Exercise input:
▼

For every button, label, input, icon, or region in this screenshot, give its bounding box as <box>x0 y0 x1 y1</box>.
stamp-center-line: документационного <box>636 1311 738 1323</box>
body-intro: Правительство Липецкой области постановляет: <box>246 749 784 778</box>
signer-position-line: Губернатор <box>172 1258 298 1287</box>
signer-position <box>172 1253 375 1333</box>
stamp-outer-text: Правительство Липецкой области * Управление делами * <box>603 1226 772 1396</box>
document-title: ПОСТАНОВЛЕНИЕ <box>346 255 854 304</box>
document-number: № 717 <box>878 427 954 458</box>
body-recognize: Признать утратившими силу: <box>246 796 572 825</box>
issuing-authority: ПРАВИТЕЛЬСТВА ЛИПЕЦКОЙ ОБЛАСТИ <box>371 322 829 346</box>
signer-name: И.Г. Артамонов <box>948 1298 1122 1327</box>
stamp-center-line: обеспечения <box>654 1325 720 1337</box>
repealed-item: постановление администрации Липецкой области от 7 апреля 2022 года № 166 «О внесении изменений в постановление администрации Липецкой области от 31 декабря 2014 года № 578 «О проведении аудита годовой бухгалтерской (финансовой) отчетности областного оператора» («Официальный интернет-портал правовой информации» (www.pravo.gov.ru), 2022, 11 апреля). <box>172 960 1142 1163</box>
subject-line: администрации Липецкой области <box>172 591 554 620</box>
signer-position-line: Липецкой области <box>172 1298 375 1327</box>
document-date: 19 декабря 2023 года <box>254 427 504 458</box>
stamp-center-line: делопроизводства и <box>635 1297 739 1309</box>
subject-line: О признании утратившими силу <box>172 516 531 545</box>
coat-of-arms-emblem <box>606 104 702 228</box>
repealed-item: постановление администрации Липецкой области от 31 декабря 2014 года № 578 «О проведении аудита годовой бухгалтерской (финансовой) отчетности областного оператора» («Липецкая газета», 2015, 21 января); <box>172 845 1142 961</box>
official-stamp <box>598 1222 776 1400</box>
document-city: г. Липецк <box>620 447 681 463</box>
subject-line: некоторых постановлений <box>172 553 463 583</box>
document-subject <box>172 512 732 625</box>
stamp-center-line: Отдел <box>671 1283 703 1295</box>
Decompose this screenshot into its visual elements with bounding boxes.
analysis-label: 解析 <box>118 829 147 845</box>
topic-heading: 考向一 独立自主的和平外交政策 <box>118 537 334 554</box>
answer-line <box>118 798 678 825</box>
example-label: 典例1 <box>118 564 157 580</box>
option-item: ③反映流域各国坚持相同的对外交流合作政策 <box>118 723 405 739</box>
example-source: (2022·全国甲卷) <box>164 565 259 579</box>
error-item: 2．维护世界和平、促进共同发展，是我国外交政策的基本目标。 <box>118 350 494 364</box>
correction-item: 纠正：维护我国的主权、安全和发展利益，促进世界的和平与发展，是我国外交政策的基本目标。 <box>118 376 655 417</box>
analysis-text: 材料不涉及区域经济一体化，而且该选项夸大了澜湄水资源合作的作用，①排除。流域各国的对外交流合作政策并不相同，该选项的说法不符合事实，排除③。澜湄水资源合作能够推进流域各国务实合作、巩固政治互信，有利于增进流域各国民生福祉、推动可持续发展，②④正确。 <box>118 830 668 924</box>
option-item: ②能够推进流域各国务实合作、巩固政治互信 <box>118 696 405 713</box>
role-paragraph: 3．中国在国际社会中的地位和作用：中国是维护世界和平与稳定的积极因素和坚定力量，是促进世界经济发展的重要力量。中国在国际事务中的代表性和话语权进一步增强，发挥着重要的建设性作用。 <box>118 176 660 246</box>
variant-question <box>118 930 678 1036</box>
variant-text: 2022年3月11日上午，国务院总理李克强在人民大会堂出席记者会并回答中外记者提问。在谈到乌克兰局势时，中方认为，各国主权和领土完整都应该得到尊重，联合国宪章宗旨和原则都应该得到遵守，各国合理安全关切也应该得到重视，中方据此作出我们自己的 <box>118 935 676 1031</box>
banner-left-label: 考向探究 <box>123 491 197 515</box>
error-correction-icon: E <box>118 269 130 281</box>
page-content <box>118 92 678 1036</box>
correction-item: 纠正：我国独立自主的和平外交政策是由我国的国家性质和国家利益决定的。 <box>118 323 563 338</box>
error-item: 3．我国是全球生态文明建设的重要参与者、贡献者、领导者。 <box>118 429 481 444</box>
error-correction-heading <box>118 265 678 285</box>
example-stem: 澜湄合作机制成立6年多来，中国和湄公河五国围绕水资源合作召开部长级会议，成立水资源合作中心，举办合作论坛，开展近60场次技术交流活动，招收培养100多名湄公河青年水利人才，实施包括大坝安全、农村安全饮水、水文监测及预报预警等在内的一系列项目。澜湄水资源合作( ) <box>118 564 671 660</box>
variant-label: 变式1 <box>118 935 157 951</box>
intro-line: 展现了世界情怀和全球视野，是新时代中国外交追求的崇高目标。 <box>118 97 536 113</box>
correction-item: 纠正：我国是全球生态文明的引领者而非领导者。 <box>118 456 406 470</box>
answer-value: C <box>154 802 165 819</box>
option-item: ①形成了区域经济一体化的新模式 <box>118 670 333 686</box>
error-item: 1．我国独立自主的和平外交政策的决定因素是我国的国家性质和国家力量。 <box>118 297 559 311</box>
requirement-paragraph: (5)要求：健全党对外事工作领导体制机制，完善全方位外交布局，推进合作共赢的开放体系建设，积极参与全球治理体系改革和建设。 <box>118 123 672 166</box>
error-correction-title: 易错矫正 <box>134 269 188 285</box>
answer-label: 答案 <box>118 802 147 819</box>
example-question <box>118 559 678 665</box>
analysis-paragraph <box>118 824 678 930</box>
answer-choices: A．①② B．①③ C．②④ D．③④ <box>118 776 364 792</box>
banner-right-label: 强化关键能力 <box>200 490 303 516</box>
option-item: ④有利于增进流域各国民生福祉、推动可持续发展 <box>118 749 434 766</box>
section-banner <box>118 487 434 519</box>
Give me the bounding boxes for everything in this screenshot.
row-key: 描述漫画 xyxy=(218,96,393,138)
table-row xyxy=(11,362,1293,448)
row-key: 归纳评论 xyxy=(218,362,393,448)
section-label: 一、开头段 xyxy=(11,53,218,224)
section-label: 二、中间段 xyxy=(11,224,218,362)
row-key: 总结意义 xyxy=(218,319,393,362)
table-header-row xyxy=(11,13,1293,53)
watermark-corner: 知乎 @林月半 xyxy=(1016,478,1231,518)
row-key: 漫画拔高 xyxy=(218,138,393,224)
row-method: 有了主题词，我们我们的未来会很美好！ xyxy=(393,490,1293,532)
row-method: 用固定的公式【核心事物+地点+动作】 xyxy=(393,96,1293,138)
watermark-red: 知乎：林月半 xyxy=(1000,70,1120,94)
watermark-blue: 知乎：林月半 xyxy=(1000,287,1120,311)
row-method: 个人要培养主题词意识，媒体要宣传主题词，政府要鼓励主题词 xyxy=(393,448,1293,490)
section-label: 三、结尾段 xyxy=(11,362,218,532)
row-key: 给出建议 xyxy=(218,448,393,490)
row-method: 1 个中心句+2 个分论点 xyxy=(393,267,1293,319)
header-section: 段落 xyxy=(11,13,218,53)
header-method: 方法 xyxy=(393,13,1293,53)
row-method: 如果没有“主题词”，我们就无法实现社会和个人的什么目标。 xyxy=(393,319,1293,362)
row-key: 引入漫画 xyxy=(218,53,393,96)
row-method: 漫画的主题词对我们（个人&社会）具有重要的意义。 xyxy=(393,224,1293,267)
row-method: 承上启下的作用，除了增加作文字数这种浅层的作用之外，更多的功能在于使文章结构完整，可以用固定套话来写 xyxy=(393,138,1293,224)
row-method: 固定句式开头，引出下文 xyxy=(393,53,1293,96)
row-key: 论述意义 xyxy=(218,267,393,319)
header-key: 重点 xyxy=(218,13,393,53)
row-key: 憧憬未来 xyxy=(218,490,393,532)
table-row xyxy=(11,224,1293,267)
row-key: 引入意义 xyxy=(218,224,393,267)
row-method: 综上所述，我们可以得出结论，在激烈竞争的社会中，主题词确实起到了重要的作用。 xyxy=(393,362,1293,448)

▲

Copy the records word for word, from the very first line through the line containing "stamp-center-line: Отдел <box>671", both ends included.

Correct result:
For every button, label, input, icon, or region in this screenshot, give its bounding box as <box>x0 y0 x1 y1</box>.
stamp-center-line: документационного <box>636 1311 738 1323</box>
body-intro: Правительство Липецкой области постановляет: <box>246 749 784 778</box>
signer-position-line: Губернатор <box>172 1258 298 1287</box>
signer-position <box>172 1253 375 1333</box>
stamp-outer-text: Правительство Липецкой области * Управление делами * <box>603 1226 772 1396</box>
document-title: ПОСТАНОВЛЕНИЕ <box>346 255 854 304</box>
document-number: № 717 <box>878 427 954 458</box>
body-recognize: Признать утратившими силу: <box>246 796 572 825</box>
issuing-authority: ПРАВИТЕЛЬСТВА ЛИПЕЦКОЙ ОБЛАСТИ <box>371 322 829 346</box>
signer-name: И.Г. Артамонов <box>948 1298 1122 1327</box>
stamp-center-line: обеспечения <box>654 1325 720 1337</box>
repealed-item: постановление администрации Липецкой области от 7 апреля 2022 года № 166 «О внесении изменений в постановление администрации Липецкой области от 31 декабря 2014 года № 578 «О проведении аудита годовой бухгалтерской (финансовой) отчетности областного оператора» («Официальный интернет-портал правовой информации» (www.pravo.gov.ru), 2022, 11 апреля). <box>172 960 1142 1163</box>
subject-line: администрации Липецкой области <box>172 591 554 620</box>
signer-position-line: Липецкой области <box>172 1298 375 1327</box>
document-date: 19 декабря 2023 года <box>254 427 504 458</box>
stamp-center-line: делопроизводства и <box>635 1297 739 1309</box>
subject-line: О признании утратившими силу <box>172 516 531 545</box>
coat-of-arms-emblem <box>606 104 702 228</box>
repealed-item: постановление администрации Липецкой области от 31 декабря 2014 года № 578 «О проведении аудита годовой бухгалтерской (финансовой) отчетности областного оператора» («Липецкая газета», 2015, 21 января); <box>172 845 1142 961</box>
official-stamp <box>598 1222 776 1400</box>
document-city: г. Липецк <box>620 447 681 463</box>
subject-line: некоторых постановлений <box>172 553 463 583</box>
document-subject <box>172 512 732 625</box>
stamp-center-line: Отдел <box>671 1283 703 1295</box>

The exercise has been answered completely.